### EXCERPTED PASSAGE
━━━━━━━━━━━━━━━━━━━━━━━━━━━━━━

In the words of Anthony Bourdain: “Nearly anyone - after a few tries - can grill a fillet mignon or a sirloin steak. A trained chimp can steam a lobster. But it takes love, and time, and respect for one's ingredients to properly deal with a pig's ear or a kidney."
Indeed, transforming cheap cuts and unwanted scraps of organ meat into delicious dishes is a true labour of love that often involve hours spent hunched over a sink cleaning out intestines or slaving over vats of hot boiling soup. By turning beef lungs into spicy, stir-fried paru goreng and kidney and liver into flavourful herbal soups, Singapore’s street food hawkers are keeping an important part of our culinary heritage alive. Here are 8 MICHELIN Bib Gourmand establishments for a taste of tradition.

━━━━━━━━━━━━━━━━━━━━━━━━━━━━━━

### PROMPT 1
From the passage on Singapore's hawker offal dishes, extract the text from "Indeed, transforming cheap" to "taste of tradition." word for word.

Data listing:
━━━━━━━━━━━━━━━━━━━━━━━━━━━━━━

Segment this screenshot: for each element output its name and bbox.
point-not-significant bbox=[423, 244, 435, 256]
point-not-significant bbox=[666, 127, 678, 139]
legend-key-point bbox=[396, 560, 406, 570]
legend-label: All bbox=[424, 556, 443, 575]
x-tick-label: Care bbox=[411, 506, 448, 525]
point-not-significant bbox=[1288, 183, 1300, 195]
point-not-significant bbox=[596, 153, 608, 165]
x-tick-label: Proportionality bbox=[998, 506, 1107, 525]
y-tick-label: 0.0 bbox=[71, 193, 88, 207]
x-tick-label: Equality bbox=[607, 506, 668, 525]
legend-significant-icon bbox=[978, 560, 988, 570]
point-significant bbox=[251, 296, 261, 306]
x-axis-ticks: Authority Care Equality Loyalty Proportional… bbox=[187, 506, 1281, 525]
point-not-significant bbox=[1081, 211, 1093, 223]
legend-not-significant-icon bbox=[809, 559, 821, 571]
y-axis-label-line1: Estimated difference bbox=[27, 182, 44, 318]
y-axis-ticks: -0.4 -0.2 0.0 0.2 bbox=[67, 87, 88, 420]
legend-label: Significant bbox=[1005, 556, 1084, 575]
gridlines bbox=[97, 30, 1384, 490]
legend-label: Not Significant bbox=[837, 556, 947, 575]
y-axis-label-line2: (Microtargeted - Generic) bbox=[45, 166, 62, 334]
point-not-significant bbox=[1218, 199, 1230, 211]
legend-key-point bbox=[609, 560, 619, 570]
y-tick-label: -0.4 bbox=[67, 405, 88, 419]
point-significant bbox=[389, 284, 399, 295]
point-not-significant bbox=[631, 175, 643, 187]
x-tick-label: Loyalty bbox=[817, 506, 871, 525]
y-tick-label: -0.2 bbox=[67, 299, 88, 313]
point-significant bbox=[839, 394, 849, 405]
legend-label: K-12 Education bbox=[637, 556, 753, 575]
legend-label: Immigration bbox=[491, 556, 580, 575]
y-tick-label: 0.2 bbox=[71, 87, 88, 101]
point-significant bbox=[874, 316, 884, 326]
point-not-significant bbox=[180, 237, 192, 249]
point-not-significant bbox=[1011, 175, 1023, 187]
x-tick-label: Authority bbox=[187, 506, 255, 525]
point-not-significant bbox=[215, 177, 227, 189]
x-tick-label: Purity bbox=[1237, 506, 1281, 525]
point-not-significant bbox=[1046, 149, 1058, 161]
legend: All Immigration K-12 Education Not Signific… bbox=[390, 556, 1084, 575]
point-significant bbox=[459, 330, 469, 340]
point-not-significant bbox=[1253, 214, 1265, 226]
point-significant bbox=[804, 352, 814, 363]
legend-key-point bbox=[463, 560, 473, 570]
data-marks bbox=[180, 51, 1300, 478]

━━━━━━━━━━━━━━━━━━━━━━━━━━━━━━

### PROMPT 2
Copy the records word for word, from their first line through the line containing "legend-key-point bbox=[609, 560, 619, 570]".

### EXERCISE ANSWER 1
Indeed, transforming cheap cuts and unwanted scraps of organ meat into delicious dishes is a true labour of love that often involve hours spent hunched over a sink cleaning out intestines or slaving over vats of hot boiling soup. By turning beef lungs into spicy, stir-fried paru goreng and kidney and liver into flavourful herbal soups, Singapore’s street food hawkers are keeping an important part of our culinary heritage alive. Here are 8 MICHELIN Bib Gourmand establishments for a taste of tradition.

### EXERCISE ANSWER 2
Segment this screenshot: for each element output its name and bbox.
point-not-significant bbox=[423, 244, 435, 256]
point-not-significant bbox=[666, 127, 678, 139]
legend-key-point bbox=[396, 560, 406, 570]
legend-label: All bbox=[424, 556, 443, 575]
x-tick-label: Care bbox=[411, 506, 448, 525]
point-not-significant bbox=[1288, 183, 1300, 195]
point-not-significant bbox=[596, 153, 608, 165]
x-tick-label: Proportionality bbox=[998, 506, 1107, 525]
y-tick-label: 0.0 bbox=[71, 193, 88, 207]
x-tick-label: Equality bbox=[607, 506, 668, 525]
legend-significant-icon bbox=[978, 560, 988, 570]
point-significant bbox=[251, 296, 261, 306]
x-axis-ticks: Authority Care Equality Loyalty Proportional… bbox=[187, 506, 1281, 525]
point-not-significant bbox=[1081, 211, 1093, 223]
legend-not-significant-icon bbox=[809, 559, 821, 571]
y-axis-label-line1: Estimated difference bbox=[27, 182, 44, 318]
y-axis-ticks: -0.4 -0.2 0.0 0.2 bbox=[67, 87, 88, 420]
legend-label: Significant bbox=[1005, 556, 1084, 575]
gridlines bbox=[97, 30, 1384, 490]
legend-label: Not Significant bbox=[837, 556, 947, 575]
y-axis-label-line2: (Microtargeted - Generic) bbox=[45, 166, 62, 334]
point-not-significant bbox=[1218, 199, 1230, 211]
legend-key-point bbox=[609, 560, 619, 570]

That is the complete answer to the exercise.